* Stated goal *
Write out the data below in full. Keep it exact.

* Recorded information *
::::
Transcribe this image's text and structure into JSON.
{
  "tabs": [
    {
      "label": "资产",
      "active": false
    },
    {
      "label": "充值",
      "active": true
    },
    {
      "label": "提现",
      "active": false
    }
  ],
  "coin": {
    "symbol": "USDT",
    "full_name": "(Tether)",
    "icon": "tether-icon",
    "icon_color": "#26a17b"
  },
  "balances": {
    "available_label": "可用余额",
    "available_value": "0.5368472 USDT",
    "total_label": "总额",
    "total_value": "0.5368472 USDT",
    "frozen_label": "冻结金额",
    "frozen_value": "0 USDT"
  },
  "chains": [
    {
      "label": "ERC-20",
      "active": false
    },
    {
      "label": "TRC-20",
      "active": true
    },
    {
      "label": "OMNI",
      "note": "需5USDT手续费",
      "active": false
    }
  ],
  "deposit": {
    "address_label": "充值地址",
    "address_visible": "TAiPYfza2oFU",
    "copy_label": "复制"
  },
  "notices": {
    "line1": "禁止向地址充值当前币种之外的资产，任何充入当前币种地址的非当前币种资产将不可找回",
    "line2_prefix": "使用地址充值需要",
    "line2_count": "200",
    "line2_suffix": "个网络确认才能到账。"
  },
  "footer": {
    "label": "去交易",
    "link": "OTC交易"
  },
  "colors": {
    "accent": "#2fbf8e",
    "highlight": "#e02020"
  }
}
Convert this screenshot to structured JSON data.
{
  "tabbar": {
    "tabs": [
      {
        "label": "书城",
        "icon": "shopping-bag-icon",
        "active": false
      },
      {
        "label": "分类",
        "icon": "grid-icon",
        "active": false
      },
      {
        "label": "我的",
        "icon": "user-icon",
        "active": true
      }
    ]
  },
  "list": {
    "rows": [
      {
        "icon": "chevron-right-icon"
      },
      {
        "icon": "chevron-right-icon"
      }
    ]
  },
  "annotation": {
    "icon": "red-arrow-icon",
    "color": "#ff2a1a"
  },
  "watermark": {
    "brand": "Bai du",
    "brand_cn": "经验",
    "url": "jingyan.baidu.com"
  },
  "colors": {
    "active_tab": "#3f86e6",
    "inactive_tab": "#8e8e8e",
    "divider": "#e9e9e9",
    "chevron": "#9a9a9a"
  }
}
::::
* Task response *
Transcribe this image's text and structure into JSON.
{
  "tabs": [
    {
      "label": "资产",
      "active": false
    },
    {
      "label": "充值",
      "active": true
    },
    {
      "label": "提现",
      "active": false
    }
  ],
  "coin": {
    "symbol": "USDT",
    "full_name": "(Tether)",
    "icon": "tether-icon",
    "icon_color": "#26a17b"
  },
  "balances": {
    "available_label": "可用余额",
    "available_value": "0.5368472 USDT",
    "total_label": "总额",
    "total_value": "0.5368472 USDT",
    "frozen_label": "冻结金额",
    "frozen_value": "0 USDT"
  },
  "chains": [
    {
      "label": "ERC-20",
      "active": false
    },
    {
      "label": "TRC-20",
      "active": true
    },
    {
      "label": "OMNI",
      "note": "需5USDT手续费",
      "active": false
    }
  ],
  "deposit": {
    "address_label": "充值地址",
    "address_visible": "TAiPYfza2oFU",
    "copy_label": "复制"
  },
  "notices": {
    "line1": "禁止向地址充值当前币种之外的资产，任何充入当前币种地址的非当前币种资产将不可找回",
    "line2_prefix": "使用地址充值需要",
    "line2_count": "200",
    "line2_suffix": "个网络确认才能到账。"
  },
  "footer": {
    "label": "去交易",
    "link": "OTC交易"
  },
  "colors": {
    "accent": "#2fbf8e",
    "highlight": "#e02020"
  }
}
Convert this screenshot to structured JSON data.
{
  "tabbar": {
    "tabs": [
      {
        "label": "书城",
        "icon": "shopping-bag-icon",
        "active": false
      },
      {
        "label": "分类",
        "icon": "grid-icon",
        "active": false
      },
      {
        "label": "我的",
        "icon": "user-icon",
        "active": true
      }
    ]
  },
  "list": {
    "rows": [
      {
        "icon": "chevron-right-icon"
      },
      {
        "icon": "chevron-right-icon"
      }
    ]
  },
  "annotation": {
    "icon": "red-arrow-icon",
    "color": "#ff2a1a"
  },
  "watermark": {
    "brand": "Bai du",
    "brand_cn": "经验",
    "url": "jingyan.baidu.com"
  },
  "colors": {
    "active_tab": "#3f86e6",
    "inactive_tab": "#8e8e8e",
    "divider": "#e9e9e9",
    "chevron": "#9a9a9a"
  }
}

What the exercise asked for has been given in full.